> **WHAT TO PRODUCE**: Comb the records below for the string "会议决定将商南党组织划归鄂东特委领导" and copy each line where it turns up.

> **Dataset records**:

+ + + + + + +

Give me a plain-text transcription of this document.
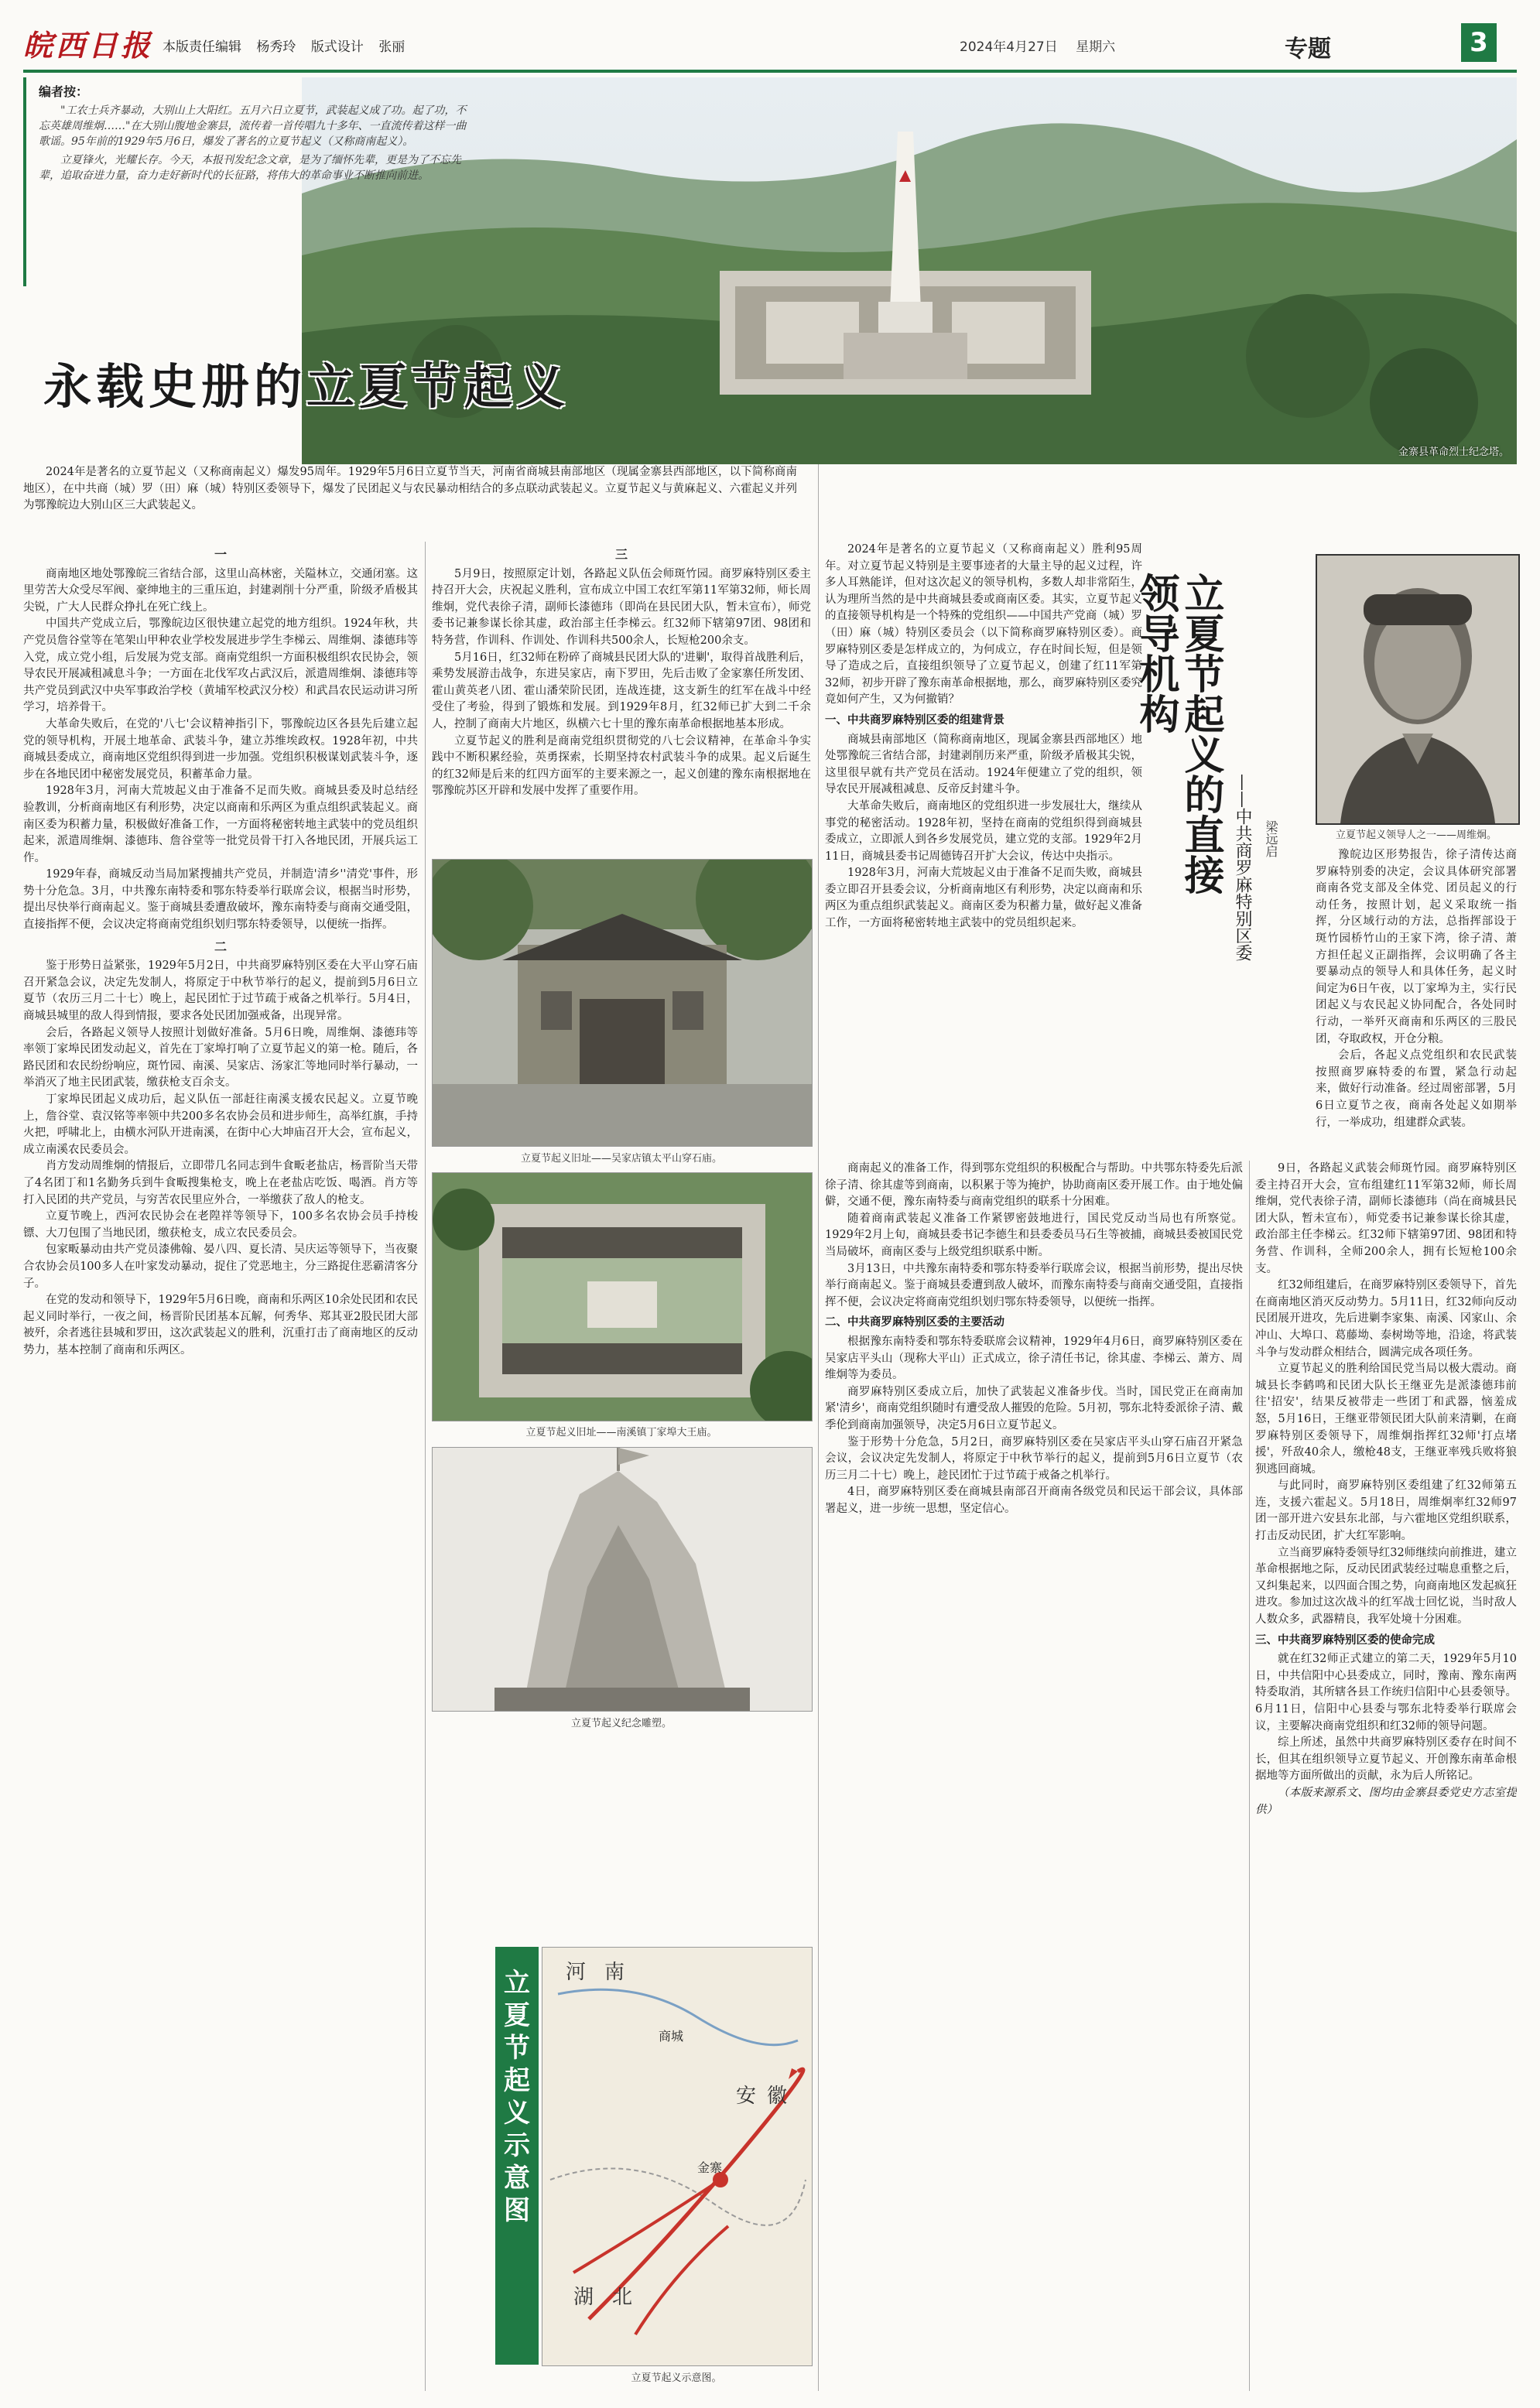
皖西日报 本版责任编辑 杨秀玲 版式设计 张丽	2024年4月27日 星期六	专题	3
金寨县革命烈士纪念塔。
编者按：

"工农士兵齐暴动，大别山上大阳红。五月六日立夏节，武装起义成了功。起了功，不忘英雄周维炯……"在大别山腹地金寨县，流传着一首传唱九十多年、一直流传着这样一曲歌谣。95年前的1929年5月6日，爆发了著名的立夏节起义（又称商南起义）。

立夏锋火，光耀长存。今天，本报刊发纪念文章，是为了缅怀先辈，更是为了不忘先辈，追取奋进力量，奋力走好新时代的长征路，将伟大的革命事业不断推向前进。

永载史册的立夏节起义

2024年是著名的立夏节起义（又称商南起义）爆发95周年。1929年5月6日立夏节当天，河南省商城县南部地区（现属金寨县西部地区，以下简称商南地区），在中共商（城）罗（田）麻（城）特别区委领导下，爆发了民团起义与农民暴动相结合的多点联动武装起义。立夏节起义与黄麻起义、六霍起义并列为鄂豫皖边大别山区三大武装起义。

一

商南地区地处鄂豫皖三省结合部，这里山高林密，关隘林立，交通闭塞。这里劳苦大众受尽军阀、豪绅地主的三重压迫，封建剥削十分严重，阶级矛盾极其尖锐，广大人民群众挣扎在死亡线上。

中国共产党成立后，鄂豫皖边区很快建立起党的地方组织。1924年秋，共产党员詹谷堂等在笔架山甲种农业学校发展进步学生李梯云、周维炯、漆德玮等入党，成立党小组，后发展为党支部。商南党组织一方面积极组织农民协会，领导农民开展减租减息斗争；一方面在北伐军攻占武汉后，派遣周维炯、漆德玮等共产党员到武汉中央军事政治学校（黄埔军校武汉分校）和武昌农民运动讲习所学习，培养骨干。

大革命失败后，在党的'八七'会议精神指引下，鄂豫皖边区各县先后建立起党的领导机构，开展土地革命、武装斗争，建立苏维埃政权。1928年初，中共商城县委成立，商南地区党组织得到进一步加强。党组织积极谋划武装斗争，逐步在各地民团中秘密发展党员，积蓄革命力量。

1928年3月，河南大荒坡起义由于准备不足而失败。商城县委及时总结经验教训，分析商南地区有利形势，决定以商南和乐两区为重点组织武装起义。商南区委为积蓄力量，积极做好准备工作，一方面将秘密转地主武装中的党员组织起来，派遣周维炯、漆德玮、詹谷堂等一批党员骨干打入各地民团，开展兵运工作。

1929年春，商城反动当局加紧搜捕共产党员，并制造'清乡''清党'事件，形势十分危急。3月，中共豫东南特委和鄂东特委举行联席会议，根据当时形势，提出尽快举行商南起义。鉴于商城县委遭敌破坏，豫东南特委与商南交通受阻，直接指挥不便，会议决定将商南党组织划归鄂东特委领导，以便统一指挥。

二

鉴于形势日益紧张，1929年5月2日，中共商罗麻特别区委在大平山穿石庙召开紧急会议，决定先发制人，将原定于中秋节举行的起义，提前到5月6日立夏节（农历三月二十七）晚上，起民团忙于过节疏于戒备之机举行。5月4日，商城县城里的敌人得到情报，要求各处民团加强戒备，出现异常。

会后，各路起义领导人按照计划做好准备。5月6日晚，周维炯、漆德玮等率领丁家埠民团发动起义，首先在丁家埠打响了立夏节起义的第一枪。随后，各路民团和农民纷纷响应，斑竹园、南溪、吴家店、汤家汇等地同时举行暴动，一举消灭了地主民团武装，缴获枪支百余支。

丁家埠民团起义成功后，起义队伍一部赶往南溪支援农民起义。立夏节晚上，詹谷堂、袁汉铭等率领中共200多名农协会员和进步师生，高举红旗，手持火把，呼啸北上，由横水河队开进南溪，在街中心大坤庙召开大会，宣布起义，成立南溪农民委员会。

肖方发动周维炯的情报后，立即带几名同志到牛食畈老盐店，杨晋阶当天带了4名团丁和1名勤务兵到牛食畈搜集枪支，晚上在老盐店吃饭、喝酒。肖方等打入民团的共产党员，与穷苦农民里应外合，一举缴获了敌人的枪支。

立夏节晚上，西河农民协会在老隍祥等领导下，100多名农协会员手持梭镖、大刀包围了当地民团，缴获枪支，成立农民委员会。

包家畈暴动由共产党员漆佛翰、晏八四、夏长清、吴庆运等领导下，当夜聚合农协会员100多人在叶家发动暴动，捉住了党恶地主，分三路捉住恶霸清客分子。

在党的发动和领导下，1929年5月6日晚，商南和乐两区10余处民团和农民起义同时举行，一夜之间，杨晋阶民团基本瓦解，何秀华、郑其亚2股民团大部被歼，余者逃往县城和罗田，这次武装起义的胜利，沉重打击了商南地区的反动势力，基本控制了商南和乐两区。

三

5月9日，按照原定计划，各路起义队伍会师斑竹园。商罗麻特别区委主持召开大会，庆祝起义胜利，宣布成立中国工农红军第11军第32师，师长周维炯，党代表徐子清，副师长漆德玮（即尚在县民团大队，暂未宣布），师党委书记兼参谋长徐其虚，政治部主任李梯云。红32师下辖第97团、98团和特务营，作训科、作训处、作训科共500余人，长短枪200余支。

5月16日，红32师在粉碎了商城县民团大队的'进剿'，取得首战胜利后，乘势发展游击战争，东进吴家店，南下罗田，先后击败了金家寨任所发团、霍山黄英老八团、霍山潘荣阶民团，连战连捷，这支新生的红军在战斗中经受住了考验，得到了锻炼和发展。到1929年8月，红32师已扩大到二千余人，控制了商南大片地区，纵横六七十里的豫东南革命根据地基本形成。

立夏节起义的胜利是商南党组织贯彻党的八七会议精神，在革命斗争实践中不断积累经验，英勇探索，长期坚持农村武装斗争的成果。起义后诞生的红32师是后来的红四方面军的主要来源之一，起义创建的豫东南根据地在鄂豫皖苏区开辟和发展中发挥了重要作用。

立夏节起义旧址——吴家店镇太平山穿石庙。
立夏节起义旧址——南溪镇丁家埠大王庙。
立夏节起义纪念雕塑。
立夏节起义示意图
河 南
安 徽
湖 北
商城
金寨
立夏节起义示意图。

2024年是著名的立夏节起义（又称商南起义）胜利95周年。对立夏节起义特别是主要事迹者的大量主导的起义过程，许多人耳熟能详，但对这次起义的领导机构，多数人却非常陌生，认为理所当然的是中共商城县委或商南区委。其实，立夏节起义的直接领导机构是一个特殊的党组织——中国共产党商（城）罗（田）麻（城）特别区委员会（以下简称商罗麻特别区委）。商罗麻特别区委是怎样成立的，为何成立，存在时间长短，但是领导了造成之后，直接组织领导了立夏节起义，创建了红11军第32师，初步开辟了豫东南革命根据地，那么，商罗麻特别区委究竟如何产生，又为何撤销？

一、中共商罗麻特别区委的组建背景

商城县南部地区（简称商南地区，现属金寨县西部地区）地处鄂豫皖三省结合部，封建剥削历来严重，阶级矛盾极其尖锐，这里很早就有共产党员在活动。1924年便建立了党的组织，领导农民开展减租减息、反帝反封建斗争。

大革命失败后，商南地区的党组织进一步发展壮大，继续从事党的秘密活动。1928年初，坚持在商南的党组织得到商城县委成立，立即派人到各乡发展党员，建立党的支部。1929年2月11日，商城县委书记周德铸召开扩大会议，传达中央指示。

1928年3月，河南大荒坡起义由于准备不足而失败，商城县委立即召开县委会议，分析商南地区有利形势，决定以商南和乐两区为重点组织武装起义。商南区委为积蓄力量，做好起义准备工作，一方面将秘密转地主武装中的党员组织起来。

立夏节起义的直接领导机构
——中共商罗麻特别区委 梁远启	立夏节起义领导人之一——周维炯。

豫皖边区形势报告，徐子清传达商罗麻特别委的决定，会议具体研究部署商南各党支部及全体党、团员起义的行动任务，按照计划，起义采取统一指挥，分区域行动的方法，总指挥部设于斑竹园桥竹山的王家下湾，徐子清、萧方担任起义正副指挥，会议明确了各主要暴动点的领导人和具体任务，起义时间定为6日午夜，以丁家埠为主，实行民团起义与农民起义协同配合，各处同时行动，一举歼灭商南和乐两区的三股民团，夺取政权，开仓分粮。

会后，各起义点党组织和农民武装按照商罗麻特委的布置，紧急行动起来，做好行动准备。经过周密部署，5月6日立夏节之夜，商南各处起义如期举行，一举成功，组建群众武装。

商南起义的准备工作，得到鄂东党组织的积极配合与帮助。中共鄂东特委先后派徐子清、徐其虚等到商南，以积累于等为掩护，协助商南区委开展工作。由于地处偏僻，交通不便，豫东南特委与商南党组织的联系十分困难。

随着商南武装起义准备工作紧锣密鼓地进行，国民党反动当局也有所察觉。1929年2月上旬，商城县委书记李德生和县委委员马石生等被捕，商城县委被国民党当局破坏，商南区委与上级党组织联系中断。

3月13日，中共豫东南特委和鄂东特委举行联席会议，根据当前形势，提出尽快举行商南起义。鉴于商城县委遭到敌人破坏，而豫东南特委与商南交通受阻，直接指挥不便，会议决定将商南党组织划归鄂东特委领导，以便统一指挥。

二、中共商罗麻特别区委的主要活动

根据豫东南特委和鄂东特委联席会议精神，1929年4月6日，商罗麻特别区委在吴家店平头山（现称大平山）正式成立，徐子清任书记，徐其虚、李梯云、萧方、周维炯等为委员。

商罗麻特别区委成立后，加快了武装起义准备步伐。当时，国民党正在商南加紧'清乡'，商南党组织随时有遭受敌人摧毁的危险。5月初，鄂东北特委派徐子清、戴季伦到商南加强领导，决定5月6日立夏节起义。

鉴于形势十分危急，5月2日，商罗麻特别区委在吴家店平头山穿石庙召开紧急会议，会议决定先发制人，将原定于中秋节举行的起义，提前到5月6日立夏节（农历三月二十七）晚上，趁民团忙于过节疏于戒备之机举行。

4日，商罗麻特别区委在商城县南部召开商南各级党员和民运干部会议，具体部署起义，进一步统一思想，坚定信心。

9日，各路起义武装会师斑竹园。商罗麻特别区委主持召开大会，宣布组建红11军第32师，师长周维炯，党代表徐子清，副师长漆德玮（尚在商城县民团大队，暂未宣布），师党委书记兼参谋长徐其虚，政治部主任李梯云。红32师下辖第97团、98团和特务营、作训科，全师200余人，拥有长短枪100余支。

红32师组建后，在商罗麻特别区委领导下，首先在商南地区消灭反动势力。5月11日，红32师向反动民团展开进攻，先后进剿李家集、南溪、冈家山、余冲山、大埠口、葛藤坳、泰树坳等地，沿途，将武装斗争与发动群众相结合，圆满完成各项任务。

立夏节起义的胜利给国民党当局以极大震动。商城县长李鹤鸣和民团大队长王继亚先是派漆德玮前往'招安'，结果反被带走一些团丁和武器，恼羞成怒，5月16日，王继亚带领民团大队前来清剿，在商罗麻特别区委领导下，周维炯指挥红32师'打点堵援'，歼敌40余人，缴枪48支，王继亚率残兵败将狼狈逃回商城。

与此同时，商罗麻特别区委组建了红32师第五连，支援六霍起义。5月18日，周维炯率红32师97团一部开进六安县东北部，与六霍地区党组织联系，打击反动民团，扩大红军影响。

立当商罗麻特委领导红32师继续向前推进，建立革命根据地之际，反动民团武装经过喘息重整之后，又纠集起来，以四面合围之势，向商南地区发起疯狂进攻。参加过这次战斗的红军战士回忆说，当时敌人人数众多，武器精良，我军处境十分困难。

三、中共商罗麻特别区委的使命完成

就在红32师正式建立的第二天，1929年5月10日，中共信阳中心县委成立，同时，豫南、豫东南两特委取消，其所辖各县工作统归信阳中心县委领导。6月11日，信阳中心县委与鄂东北特委举行联席会议，主要解决商南党组织和红32师的领导问题。

综上所述，虽然中共商罗麻特别区委存在时间不长，但其在组织领导立夏节起义、开创豫东南革命根据地等方面所做出的贡献，永为后人所铭记。

（本版来源系文、图均由金寨县委党史方志室提供）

+ + + + + + +

> **WORKED SOLUTION**:
1929年春，商城反动当局加紧搜捕共产党员，并制造'清乡''清党'事件，形势十分危急。3月，中共豫东南特委和鄂东特委举行联席会议，根据当时形势，提出尽快举行商南起义。鉴于商城县委遭敌破坏，豫东南特委与商南交通受阻，直接指挥不便，会议决定将商南党组织划归鄂东特委领导，以便统一指挥。
3月13日，中共豫东南特委和鄂东特委举行联席会议，根据当前形势，提出尽快举行商南起义。鉴于商城县委遭到敌人破坏，而豫东南特委与商南交通受阻，直接指挥不便，会议决定将商南党组织划归鄂东特委领导，以便统一指挥。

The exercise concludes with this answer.